— What you have to do —
Go through the listing below and list every line with "value".

— Extracted records —

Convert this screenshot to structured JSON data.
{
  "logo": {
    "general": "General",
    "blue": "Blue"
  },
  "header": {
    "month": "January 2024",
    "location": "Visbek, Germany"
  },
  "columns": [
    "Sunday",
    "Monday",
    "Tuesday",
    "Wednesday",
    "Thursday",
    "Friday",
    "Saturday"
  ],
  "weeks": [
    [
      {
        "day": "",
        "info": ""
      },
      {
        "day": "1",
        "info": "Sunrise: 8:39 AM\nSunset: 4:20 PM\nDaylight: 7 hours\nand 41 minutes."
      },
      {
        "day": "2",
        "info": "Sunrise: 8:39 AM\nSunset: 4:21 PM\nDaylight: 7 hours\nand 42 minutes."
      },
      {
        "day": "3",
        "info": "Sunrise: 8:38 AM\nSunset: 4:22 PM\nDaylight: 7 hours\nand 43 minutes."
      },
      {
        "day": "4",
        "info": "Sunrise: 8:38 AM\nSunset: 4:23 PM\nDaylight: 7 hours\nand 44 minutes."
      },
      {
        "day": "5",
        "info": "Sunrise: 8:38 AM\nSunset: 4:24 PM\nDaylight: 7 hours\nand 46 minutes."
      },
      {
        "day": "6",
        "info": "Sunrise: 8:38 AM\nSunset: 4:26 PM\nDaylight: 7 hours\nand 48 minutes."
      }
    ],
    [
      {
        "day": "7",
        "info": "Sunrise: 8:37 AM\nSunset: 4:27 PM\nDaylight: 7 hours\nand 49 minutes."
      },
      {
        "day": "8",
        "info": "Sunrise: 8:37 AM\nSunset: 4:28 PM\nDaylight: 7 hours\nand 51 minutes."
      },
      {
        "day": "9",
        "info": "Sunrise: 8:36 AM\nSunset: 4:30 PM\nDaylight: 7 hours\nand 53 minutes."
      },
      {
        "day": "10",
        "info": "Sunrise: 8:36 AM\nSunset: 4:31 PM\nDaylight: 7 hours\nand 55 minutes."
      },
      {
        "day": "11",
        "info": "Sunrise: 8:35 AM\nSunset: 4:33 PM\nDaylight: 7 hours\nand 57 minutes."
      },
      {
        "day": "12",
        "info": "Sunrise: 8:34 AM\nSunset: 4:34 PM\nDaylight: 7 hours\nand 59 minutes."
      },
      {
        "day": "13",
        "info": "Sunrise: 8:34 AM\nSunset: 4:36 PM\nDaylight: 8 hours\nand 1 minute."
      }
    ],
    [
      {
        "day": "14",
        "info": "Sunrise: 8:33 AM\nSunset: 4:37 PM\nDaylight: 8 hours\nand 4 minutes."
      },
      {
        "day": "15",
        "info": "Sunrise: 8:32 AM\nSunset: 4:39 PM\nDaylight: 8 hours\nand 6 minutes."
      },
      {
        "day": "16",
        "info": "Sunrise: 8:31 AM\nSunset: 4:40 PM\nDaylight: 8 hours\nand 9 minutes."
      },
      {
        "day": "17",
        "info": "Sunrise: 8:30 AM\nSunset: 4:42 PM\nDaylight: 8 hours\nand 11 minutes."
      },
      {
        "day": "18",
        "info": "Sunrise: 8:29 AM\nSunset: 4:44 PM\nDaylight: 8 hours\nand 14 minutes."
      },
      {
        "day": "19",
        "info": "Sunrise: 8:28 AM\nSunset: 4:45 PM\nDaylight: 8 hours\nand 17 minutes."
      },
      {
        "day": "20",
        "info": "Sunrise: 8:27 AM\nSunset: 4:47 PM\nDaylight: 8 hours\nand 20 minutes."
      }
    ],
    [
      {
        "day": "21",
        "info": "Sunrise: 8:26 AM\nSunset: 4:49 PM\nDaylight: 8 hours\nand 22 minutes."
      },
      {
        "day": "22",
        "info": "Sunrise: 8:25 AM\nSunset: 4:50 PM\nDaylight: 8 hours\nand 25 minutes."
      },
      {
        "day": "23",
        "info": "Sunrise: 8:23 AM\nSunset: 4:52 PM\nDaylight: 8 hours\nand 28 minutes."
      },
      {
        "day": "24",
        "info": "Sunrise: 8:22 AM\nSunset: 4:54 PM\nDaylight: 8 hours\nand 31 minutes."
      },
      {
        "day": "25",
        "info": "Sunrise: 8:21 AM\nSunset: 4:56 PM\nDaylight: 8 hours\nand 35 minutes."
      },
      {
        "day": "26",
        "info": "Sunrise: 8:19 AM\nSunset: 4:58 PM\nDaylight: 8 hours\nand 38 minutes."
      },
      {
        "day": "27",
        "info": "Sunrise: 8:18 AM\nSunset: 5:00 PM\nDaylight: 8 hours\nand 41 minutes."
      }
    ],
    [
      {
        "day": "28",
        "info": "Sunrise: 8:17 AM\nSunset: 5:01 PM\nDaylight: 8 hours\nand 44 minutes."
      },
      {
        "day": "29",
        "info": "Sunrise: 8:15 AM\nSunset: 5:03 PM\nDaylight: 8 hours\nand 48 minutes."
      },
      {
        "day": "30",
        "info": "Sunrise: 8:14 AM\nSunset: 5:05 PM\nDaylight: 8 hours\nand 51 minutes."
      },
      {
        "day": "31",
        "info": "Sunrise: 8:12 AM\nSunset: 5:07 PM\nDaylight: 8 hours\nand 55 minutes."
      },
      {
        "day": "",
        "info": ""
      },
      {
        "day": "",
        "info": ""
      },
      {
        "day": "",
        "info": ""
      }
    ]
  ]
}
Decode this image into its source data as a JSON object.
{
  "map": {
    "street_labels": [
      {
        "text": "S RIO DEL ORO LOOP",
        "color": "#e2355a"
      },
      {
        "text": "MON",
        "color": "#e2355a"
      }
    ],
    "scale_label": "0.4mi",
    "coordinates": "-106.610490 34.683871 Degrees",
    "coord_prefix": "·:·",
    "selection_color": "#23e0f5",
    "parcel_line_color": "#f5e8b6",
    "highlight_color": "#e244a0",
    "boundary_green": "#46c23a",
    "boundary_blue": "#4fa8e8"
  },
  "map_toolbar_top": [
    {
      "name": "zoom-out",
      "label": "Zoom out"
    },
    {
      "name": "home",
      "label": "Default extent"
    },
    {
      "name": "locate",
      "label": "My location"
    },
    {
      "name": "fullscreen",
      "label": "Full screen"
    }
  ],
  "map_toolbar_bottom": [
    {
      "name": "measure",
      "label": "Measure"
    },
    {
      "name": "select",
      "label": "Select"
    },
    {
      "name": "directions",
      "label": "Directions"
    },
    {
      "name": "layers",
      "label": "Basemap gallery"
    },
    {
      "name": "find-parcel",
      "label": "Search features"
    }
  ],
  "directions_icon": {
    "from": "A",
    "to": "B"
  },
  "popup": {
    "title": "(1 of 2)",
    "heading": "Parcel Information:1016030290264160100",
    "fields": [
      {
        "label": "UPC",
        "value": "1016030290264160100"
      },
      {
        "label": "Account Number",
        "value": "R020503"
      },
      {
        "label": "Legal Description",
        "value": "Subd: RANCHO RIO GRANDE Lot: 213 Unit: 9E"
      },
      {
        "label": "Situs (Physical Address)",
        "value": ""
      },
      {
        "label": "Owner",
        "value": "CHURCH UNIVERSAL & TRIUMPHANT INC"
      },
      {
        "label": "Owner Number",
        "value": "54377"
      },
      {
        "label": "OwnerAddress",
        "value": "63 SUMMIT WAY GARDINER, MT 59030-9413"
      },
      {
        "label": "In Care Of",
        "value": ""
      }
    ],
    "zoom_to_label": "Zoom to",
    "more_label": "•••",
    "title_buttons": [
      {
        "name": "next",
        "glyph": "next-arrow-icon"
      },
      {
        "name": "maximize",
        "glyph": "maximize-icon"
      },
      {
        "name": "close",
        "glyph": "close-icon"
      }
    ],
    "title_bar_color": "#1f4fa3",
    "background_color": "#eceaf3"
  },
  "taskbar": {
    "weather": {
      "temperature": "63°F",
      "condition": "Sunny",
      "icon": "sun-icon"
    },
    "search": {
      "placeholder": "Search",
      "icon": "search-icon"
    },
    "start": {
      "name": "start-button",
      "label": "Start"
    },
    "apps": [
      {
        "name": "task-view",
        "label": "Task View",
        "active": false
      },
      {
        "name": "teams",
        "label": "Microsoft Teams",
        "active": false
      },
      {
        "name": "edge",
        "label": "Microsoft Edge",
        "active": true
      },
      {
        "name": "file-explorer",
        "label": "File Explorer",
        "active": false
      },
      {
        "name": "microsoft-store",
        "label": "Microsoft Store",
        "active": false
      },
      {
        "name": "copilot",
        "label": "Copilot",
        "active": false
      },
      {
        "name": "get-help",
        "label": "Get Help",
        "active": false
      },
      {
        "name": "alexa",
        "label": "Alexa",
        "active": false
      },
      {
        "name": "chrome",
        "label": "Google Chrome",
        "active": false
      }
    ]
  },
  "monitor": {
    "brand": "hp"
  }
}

— Expected answer —
        "value": "1016030290264160100"
        "value": "R020503"
        "value": "Subd: RANCHO RIO GRANDE Lot: 213 Unit: 9E"
        "value": ""
        "value": "CHURCH UNIVERSAL & TRIUMPHANT INC"
        "value": "54377"
        "value": "63 SUMMIT WAY GARDINER, MT 59030-9413"
        "value": ""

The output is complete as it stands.